--- Start Dataset records ---

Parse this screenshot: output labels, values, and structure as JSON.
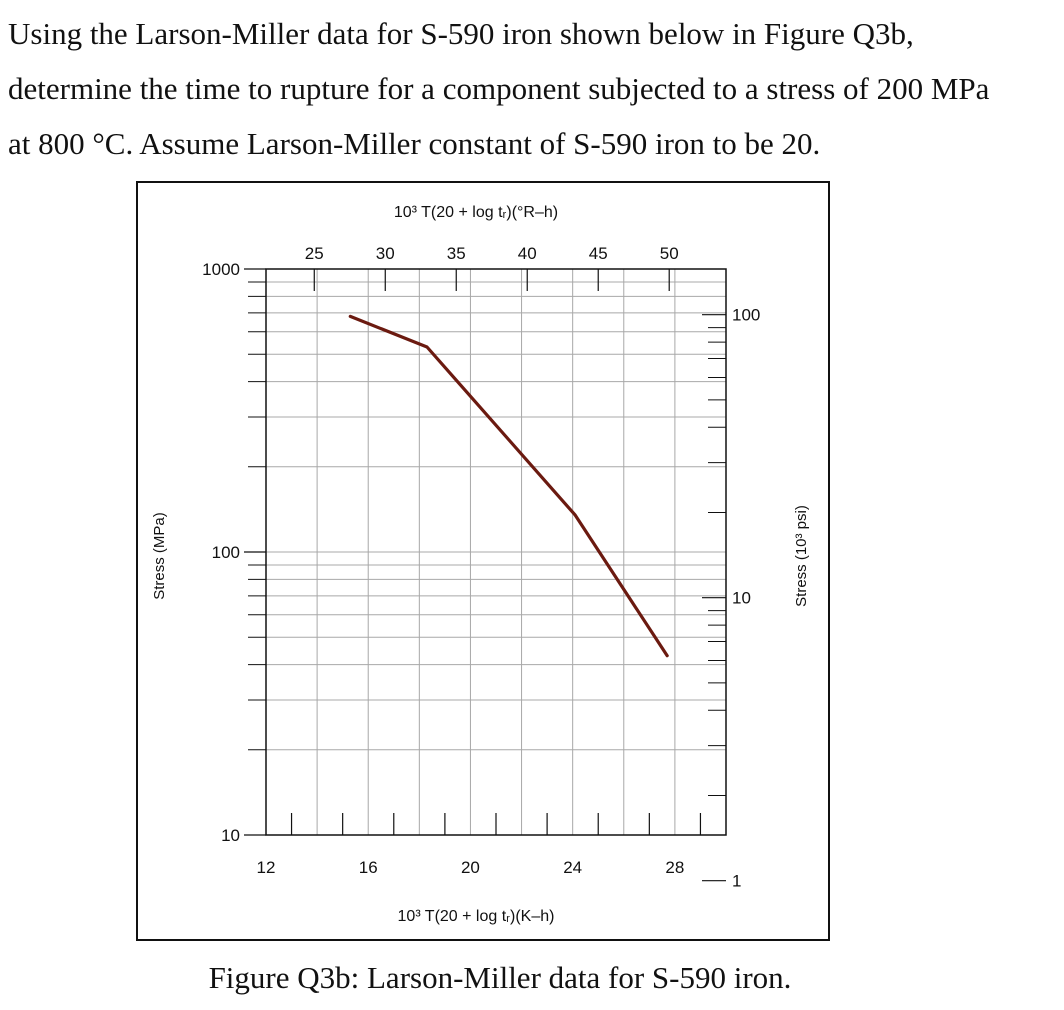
{
  "question": {
    "line1": "Using the Larson-Miller data for S-590 iron shown below in Figure Q3b,",
    "line2": "determine the time to rupture for a component subjected to a stress of 200 MPa",
    "line3": "at 800 °C. Assume Larson-Miller constant of S-590 iron to be 20."
  },
  "caption": "Figure Q3b: Larson-Miller data for S-590 iron.",
  "chart_data": {
    "type": "line",
    "title": "",
    "xlabel": "10³ T(20 + log tᵣ)(K–h)",
    "x2label": "10³ T(20 + log tᵣ)(°R–h)",
    "ylabel": "Stress (MPa)",
    "y2label": "Stress (10³ psi)",
    "xlim": [
      12,
      30
    ],
    "x_ticks": [
      "12",
      "16",
      "20",
      "24",
      "28"
    ],
    "x2lim": [
      21.6,
      54
    ],
    "x2_ticks": [
      "25",
      "30",
      "35",
      "40",
      "45",
      "50"
    ],
    "ylim": [
      10,
      1000
    ],
    "y_scale": "log",
    "y_ticks": [
      "10",
      "100",
      "1000"
    ],
    "y2_ticks": [
      "1",
      "10",
      "100"
    ],
    "grid": true,
    "line_color": "#6b1a10",
    "series": [
      {
        "x": [
          15.3,
          18.3,
          24.1,
          27.7
        ],
        "y": [
          680,
          530,
          135,
          43
        ]
      }
    ]
  }
}
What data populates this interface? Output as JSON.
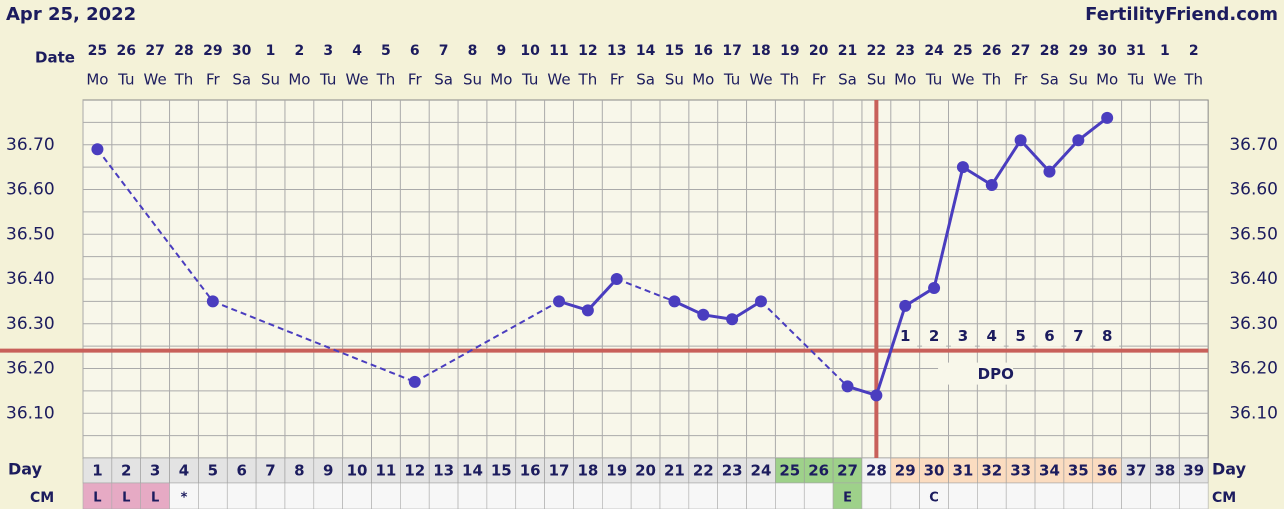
{
  "chart_data": {
    "type": "line",
    "title": "Apr 25, 2022",
    "site": "FertilityFriend.com",
    "date_axis_label": "Date",
    "day_axis_label": "Day",
    "cm_axis_label": "CM",
    "dpo_label": "DPO",
    "dates": [
      "25",
      "26",
      "27",
      "28",
      "29",
      "30",
      "1",
      "2",
      "3",
      "4",
      "5",
      "6",
      "7",
      "8",
      "9",
      "10",
      "11",
      "12",
      "13",
      "14",
      "15",
      "16",
      "17",
      "18",
      "19",
      "20",
      "21",
      "22",
      "23",
      "24",
      "25",
      "26",
      "27",
      "28",
      "29",
      "30",
      "31",
      "1",
      "2"
    ],
    "weekdays": [
      "Mo",
      "Tu",
      "We",
      "Th",
      "Fr",
      "Sa",
      "Su",
      "Mo",
      "Tu",
      "We",
      "Th",
      "Fr",
      "Sa",
      "Su",
      "Mo",
      "Tu",
      "We",
      "Th",
      "Fr",
      "Sa",
      "Su",
      "Mo",
      "Tu",
      "We",
      "Th",
      "Fr",
      "Sa",
      "Su",
      "Mo",
      "Tu",
      "We",
      "Th",
      "Fr",
      "Sa",
      "Su",
      "Mo",
      "Tu",
      "We",
      "Th"
    ],
    "x": [
      1,
      2,
      3,
      4,
      5,
      6,
      7,
      8,
      9,
      10,
      11,
      12,
      13,
      14,
      15,
      16,
      17,
      18,
      19,
      20,
      21,
      22,
      23,
      24,
      25,
      26,
      27,
      28,
      29,
      30,
      31,
      32,
      33,
      34,
      35,
      36,
      37,
      38,
      39
    ],
    "series": [
      {
        "name": "Temperature",
        "color": "#4a3dbf",
        "values": [
          36.69,
          null,
          null,
          null,
          36.35,
          null,
          null,
          null,
          null,
          null,
          null,
          36.17,
          null,
          null,
          null,
          null,
          36.35,
          36.33,
          36.4,
          null,
          36.35,
          36.32,
          36.31,
          36.35,
          null,
          null,
          36.16,
          36.14,
          36.34,
          36.38,
          36.65,
          36.61,
          36.71,
          36.64,
          36.71,
          36.76,
          null,
          null,
          null
        ]
      }
    ],
    "cm": [
      "L",
      "L",
      "L",
      "*",
      null,
      null,
      null,
      null,
      null,
      null,
      null,
      null,
      null,
      null,
      null,
      null,
      null,
      null,
      null,
      null,
      null,
      null,
      null,
      null,
      null,
      null,
      "E",
      null,
      null,
      "C",
      null,
      null,
      null,
      null,
      null,
      null,
      null,
      null,
      null
    ],
    "fertile_days": [
      25,
      26,
      27
    ],
    "luteal_days": [
      29,
      30,
      31,
      32,
      33,
      34,
      35,
      36
    ],
    "menses_days": [
      1,
      2,
      3
    ],
    "coverline": 36.24,
    "ovulation_day": 28,
    "dpo": [
      1,
      2,
      3,
      4,
      5,
      6,
      7,
      8
    ],
    "line_color_marker": "#c8605a",
    "ylim": [
      36.0,
      36.8
    ],
    "yticks": [
      {
        "value": 36.1,
        "label": "36.10"
      },
      {
        "value": 36.2,
        "label": "36.20"
      },
      {
        "value": 36.3,
        "label": "36.30"
      },
      {
        "value": 36.4,
        "label": "36.40"
      },
      {
        "value": 36.5,
        "label": "36.50"
      },
      {
        "value": 36.6,
        "label": "36.60"
      },
      {
        "value": 36.7,
        "label": "36.70"
      }
    ],
    "minor_yticks": [
      36.05,
      36.15,
      36.25,
      36.35,
      36.45,
      36.55,
      36.65,
      36.75
    ],
    "grid": true
  }
}
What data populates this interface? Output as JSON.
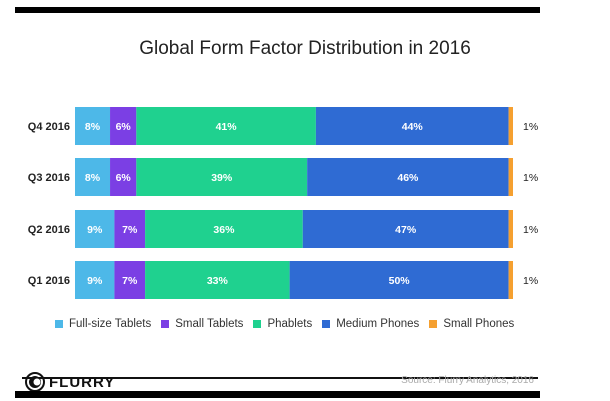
{
  "chart_data": {
    "type": "bar",
    "orientation": "horizontal",
    "stacked": true,
    "title": "Global Form Factor Distribution in 2016",
    "categories": [
      "Q4 2016",
      "Q3 2016",
      "Q2 2016",
      "Q1 2016"
    ],
    "series": [
      {
        "name": "Full-size Tablets",
        "color": "#4db8e8",
        "values": [
          8,
          8,
          9,
          9
        ]
      },
      {
        "name": "Small Tablets",
        "color": "#7b3fe4",
        "values": [
          6,
          6,
          7,
          7
        ]
      },
      {
        "name": "Phablets",
        "color": "#1fd18f",
        "values": [
          41,
          39,
          36,
          33
        ]
      },
      {
        "name": "Medium Phones",
        "color": "#2f6bd3",
        "values": [
          44,
          46,
          47,
          50
        ]
      },
      {
        "name": "Small Phones",
        "color": "#f5a030",
        "values": [
          1,
          1,
          1,
          1
        ]
      }
    ],
    "unit": "%",
    "xlim": [
      0,
      100
    ],
    "legend_position": "bottom",
    "grid": false
  },
  "footer": {
    "brand": "FLURRY",
    "source": "Source: Flurry Analytics, 2016"
  }
}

--- End Dataset records ---

Generate a word-for-word copy of the preceding records, excluding all pictures.

Exercise result:
Parse this screenshot: output labels, values, and structure as JSON.
{
  "question": {
    "line1": "Using the Larson-Miller data for S-590 iron shown below in Figure Q3b,",
    "line2": "determine the time to rupture for a component subjected to a stress of 200 MPa",
    "line3": "at 800 °C. Assume Larson-Miller constant of S-590 iron to be 20."
  },
  "caption": "Figure Q3b: Larson-Miller data for S-590 iron.",
  "chart_data": {
    "type": "line",
    "title": "",
    "xlabel": "10³ T(20 + log tᵣ)(K–h)",
    "x2label": "10³ T(20 + log tᵣ)(°R–h)",
    "ylabel": "Stress (MPa)",
    "y2label": "Stress (10³ psi)",
    "xlim": [
      12,
      30
    ],
    "x_ticks": [
      "12",
      "16",
      "20",
      "24",
      "28"
    ],
    "x2lim": [
      21.6,
      54
    ],
    "x2_ticks": [
      "25",
      "30",
      "35",
      "40",
      "45",
      "50"
    ],
    "ylim": [
      10,
      1000
    ],
    "y_scale": "log",
    "y_ticks": [
      "10",
      "100",
      "1000"
    ],
    "y2_ticks": [
      "1",
      "10",
      "100"
    ],
    "grid": true,
    "line_color": "#6b1a10",
    "series": [
      {
        "x": [
          15.3,
          18.3,
          24.1,
          27.7
        ],
        "y": [
          680,
          530,
          135,
          43
        ]
      }
    ]
  }
}
What data populates this interface? Output as JSON.
{
  "chart_data": {
    "type": "line",
    "title": "Apr 25, 2022",
    "site": "FertilityFriend.com",
    "date_axis_label": "Date",
    "day_axis_label": "Day",
    "cm_axis_label": "CM",
    "dpo_label": "DPO",
    "dates": [
      "25",
      "26",
      "27",
      "28",
      "29",
      "30",
      "1",
      "2",
      "3",
      "4",
      "5",
      "6",
      "7",
      "8",
      "9",
      "10",
      "11",
      "12",
      "13",
      "14",
      "15",
      "16",
      "17",
      "18",
      "19",
      "20",
      "21",
      "22",
      "23",
      "24",
      "25",
      "26",
      "27",
      "28",
      "29",
      "30",
      "31",
      "1",
      "2"
    ],
    "weekdays": [
      "Mo",
      "Tu",
      "We",
      "Th",
      "Fr",
      "Sa",
      "Su",
      "Mo",
      "Tu",
      "We",
      "Th",
      "Fr",
      "Sa",
      "Su",
      "Mo",
      "Tu",
      "We",
      "Th",
      "Fr",
      "Sa",
      "Su",
      "Mo",
      "Tu",
      "We",
      "Th",
      "Fr",
      "Sa",
      "Su",
      "Mo",
      "Tu",
      "We",
      "Th",
      "Fr",
      "Sa",
      "Su",
      "Mo",
      "Tu",
      "We",
      "Th"
    ],
    "x": [
      1,
      2,
      3,
      4,
      5,
      6,
      7,
      8,
      9,
      10,
      11,
      12,
      13,
      14,
      15,
      16,
      17,
      18,
      19,
      20,
      21,
      22,
      23,
      24,
      25,
      26,
      27,
      28,
      29,
      30,
      31,
      32,
      33,
      34,
      35,
      36,
      37,
      38,
      39
    ],
    "series": [
      {
        "name": "Temperature",
        "color": "#4a3dbf",
        "values": [
          36.69,
          null,
          null,
          null,
          36.35,
          null,
          null,
          null,
          null,
          null,
          null,
          36.17,
          null,
          null,
          null,
          null,
          36.35,
          36.33,
          36.4,
          null,
          36.35,
          36.32,
          36.31,
          36.35,
          null,
          null,
          36.16,
          36.14,
          36.34,
          36.38,
          36.65,
          36.61,
          36.71,
          36.64,
          36.71,
          36.76,
          null,
          null,
          null
        ]
      }
    ],
    "cm": [
      "L",
      "L",
      "L",
      "*",
      null,
      null,
      null,
      null,
      null,
      null,
      null,
      null,
      null,
      null,
      null,
      null,
      null,
      null,
      null,
      null,
      null,
      null,
      null,
      null,
      null,
      null,
      "E",
      null,
      null,
      "C",
      null,
      null,
      null,
      null,
      null,
      null,
      null,
      null,
      null
    ],
    "fertile_days": [
      25,
      26,
      27
    ],
    "luteal_days": [
      29,
      30,
      31,
      32,
      33,
      34,
      35,
      36
    ],
    "menses_days": [
      1,
      2,
      3
    ],
    "coverline": 36.24,
    "ovulation_day": 28,
    "dpo": [
      1,
      2,
      3,
      4,
      5,
      6,
      7,
      8
    ],
    "line_color_marker": "#c8605a",
    "ylim": [
      36.0,
      36.8
    ],
    "yticks": [
      {
        "value": 36.1,
        "label": "36.10"
      },
      {
        "value": 36.2,
        "label": "36.20"
      },
      {
        "value": 36.3,
        "label": "36.30"
      },
      {
        "value": 36.4,
        "label": "36.40"
      },
      {
        "value": 36.5,
        "label": "36.50"
      },
      {
        "value": 36.6,
        "label": "36.60"
      },
      {
        "value": 36.7,
        "label": "36.70"
      }
    ],
    "minor_yticks": [
      36.05,
      36.15,
      36.25,
      36.35,
      36.45,
      36.55,
      36.65,
      36.75
    ],
    "grid": true
  }
}
What data populates this interface? Output as JSON.
{
  "chart_data": {
    "type": "bar",
    "orientation": "horizontal",
    "stacked": true,
    "title": "Global Form Factor Distribution in 2016",
    "categories": [
      "Q4 2016",
      "Q3 2016",
      "Q2 2016",
      "Q1 2016"
    ],
    "series": [
      {
        "name": "Full-size Tablets",
        "color": "#4db8e8",
        "values": [
          8,
          8,
          9,
          9
        ]
      },
      {
        "name": "Small Tablets",
        "color": "#7b3fe4",
        "values": [
          6,
          6,
          7,
          7
        ]
      },
      {
        "name": "Phablets",
        "color": "#1fd18f",
        "values": [
          41,
          39,
          36,
          33
        ]
      },
      {
        "name": "Medium Phones",
        "color": "#2f6bd3",
        "values": [
          44,
          46,
          47,
          50
        ]
      },
      {
        "name": "Small Phones",
        "color": "#f5a030",
        "values": [
          1,
          1,
          1,
          1
        ]
      }
    ],
    "unit": "%",
    "xlim": [
      0,
      100
    ],
    "legend_position": "bottom",
    "grid": false
  },
  "footer": {
    "brand": "FLURRY",
    "source": "Source: Flurry Analytics, 2016"
  }
}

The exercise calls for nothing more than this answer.